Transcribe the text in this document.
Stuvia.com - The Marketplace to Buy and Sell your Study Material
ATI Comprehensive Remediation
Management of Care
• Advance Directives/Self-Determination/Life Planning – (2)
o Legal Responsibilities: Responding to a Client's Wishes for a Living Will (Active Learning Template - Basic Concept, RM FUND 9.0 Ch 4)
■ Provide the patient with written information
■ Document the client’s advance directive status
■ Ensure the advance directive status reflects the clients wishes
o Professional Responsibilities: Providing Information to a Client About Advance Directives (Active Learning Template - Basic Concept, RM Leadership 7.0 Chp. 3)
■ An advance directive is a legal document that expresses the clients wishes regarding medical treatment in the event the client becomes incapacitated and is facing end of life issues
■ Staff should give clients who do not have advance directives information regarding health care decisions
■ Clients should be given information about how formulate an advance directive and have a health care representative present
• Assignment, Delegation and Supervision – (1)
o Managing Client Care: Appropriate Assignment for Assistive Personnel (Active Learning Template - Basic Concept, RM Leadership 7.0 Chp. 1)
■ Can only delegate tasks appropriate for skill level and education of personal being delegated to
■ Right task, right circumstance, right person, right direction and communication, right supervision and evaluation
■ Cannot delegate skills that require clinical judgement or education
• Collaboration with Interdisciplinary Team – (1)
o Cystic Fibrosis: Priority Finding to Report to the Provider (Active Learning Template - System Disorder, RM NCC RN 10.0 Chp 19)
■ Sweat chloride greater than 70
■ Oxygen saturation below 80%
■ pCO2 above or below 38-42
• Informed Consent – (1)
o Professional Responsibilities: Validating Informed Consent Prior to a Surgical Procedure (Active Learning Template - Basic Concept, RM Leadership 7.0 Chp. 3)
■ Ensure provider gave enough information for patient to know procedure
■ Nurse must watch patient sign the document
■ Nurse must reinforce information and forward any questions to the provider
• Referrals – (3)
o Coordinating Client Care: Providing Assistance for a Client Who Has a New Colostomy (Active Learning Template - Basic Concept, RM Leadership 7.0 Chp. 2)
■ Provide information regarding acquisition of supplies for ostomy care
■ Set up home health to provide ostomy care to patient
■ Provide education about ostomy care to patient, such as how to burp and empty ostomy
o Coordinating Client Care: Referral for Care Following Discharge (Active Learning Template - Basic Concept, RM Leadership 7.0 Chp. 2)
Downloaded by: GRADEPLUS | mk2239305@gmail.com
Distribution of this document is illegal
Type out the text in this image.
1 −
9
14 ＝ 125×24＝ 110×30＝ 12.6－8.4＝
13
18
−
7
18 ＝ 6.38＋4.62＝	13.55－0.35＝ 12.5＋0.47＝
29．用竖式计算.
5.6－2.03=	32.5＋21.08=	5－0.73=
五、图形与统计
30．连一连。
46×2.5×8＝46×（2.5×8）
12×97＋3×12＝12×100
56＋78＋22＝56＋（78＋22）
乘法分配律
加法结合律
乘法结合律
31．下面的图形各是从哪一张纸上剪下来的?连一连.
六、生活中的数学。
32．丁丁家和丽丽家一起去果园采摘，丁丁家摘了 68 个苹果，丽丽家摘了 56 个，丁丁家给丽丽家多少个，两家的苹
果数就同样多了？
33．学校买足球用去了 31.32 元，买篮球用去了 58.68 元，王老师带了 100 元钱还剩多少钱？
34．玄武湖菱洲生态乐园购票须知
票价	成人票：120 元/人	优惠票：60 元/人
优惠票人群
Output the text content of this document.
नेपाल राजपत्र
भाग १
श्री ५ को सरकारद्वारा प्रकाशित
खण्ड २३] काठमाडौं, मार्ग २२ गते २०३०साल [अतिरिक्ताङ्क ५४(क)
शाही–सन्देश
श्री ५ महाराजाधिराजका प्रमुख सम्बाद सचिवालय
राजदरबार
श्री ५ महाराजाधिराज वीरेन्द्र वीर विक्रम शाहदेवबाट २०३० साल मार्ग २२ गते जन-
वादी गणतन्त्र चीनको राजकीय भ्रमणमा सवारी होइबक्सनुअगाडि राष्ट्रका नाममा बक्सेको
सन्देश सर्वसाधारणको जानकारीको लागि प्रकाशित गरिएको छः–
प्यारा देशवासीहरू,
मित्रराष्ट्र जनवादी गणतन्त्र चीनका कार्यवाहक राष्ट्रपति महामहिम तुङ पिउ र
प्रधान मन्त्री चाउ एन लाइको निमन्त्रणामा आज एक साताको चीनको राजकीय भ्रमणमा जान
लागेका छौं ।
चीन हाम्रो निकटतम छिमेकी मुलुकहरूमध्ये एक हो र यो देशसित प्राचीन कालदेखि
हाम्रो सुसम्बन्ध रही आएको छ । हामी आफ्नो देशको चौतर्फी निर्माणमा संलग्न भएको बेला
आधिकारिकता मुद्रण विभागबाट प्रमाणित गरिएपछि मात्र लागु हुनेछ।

——

Prompt
Identify each line in the records above containing the word "Leadership"; copy those lines.

Result for this task
o Professional Responsibilities: Providing Information to a Client About Advance Directives (Active Learning Template - Basic Concept, RM Leadership 7.0 Chp. 3)
o Managing Client Care: Appropriate Assignment for Assistive Personnel (Active Learning Template - Basic Concept, RM Leadership 7.0 Chp. 1)
o Professional Responsibilities: Validating Informed Consent Prior to a Surgical Procedure (Active Learning Template - Basic Concept, RM Leadership 7.0 Chp. 3)
o Coordinating Client Care: Providing Assistance for a Client Who Has a New Colostomy (Active Learning Template - Basic Concept, RM Leadership 7.0 Chp. 2)
o Coordinating Client Care: Referral for Care Following Discharge (Active Learning Template - Basic Concept, RM Leadership 7.0 Chp. 2)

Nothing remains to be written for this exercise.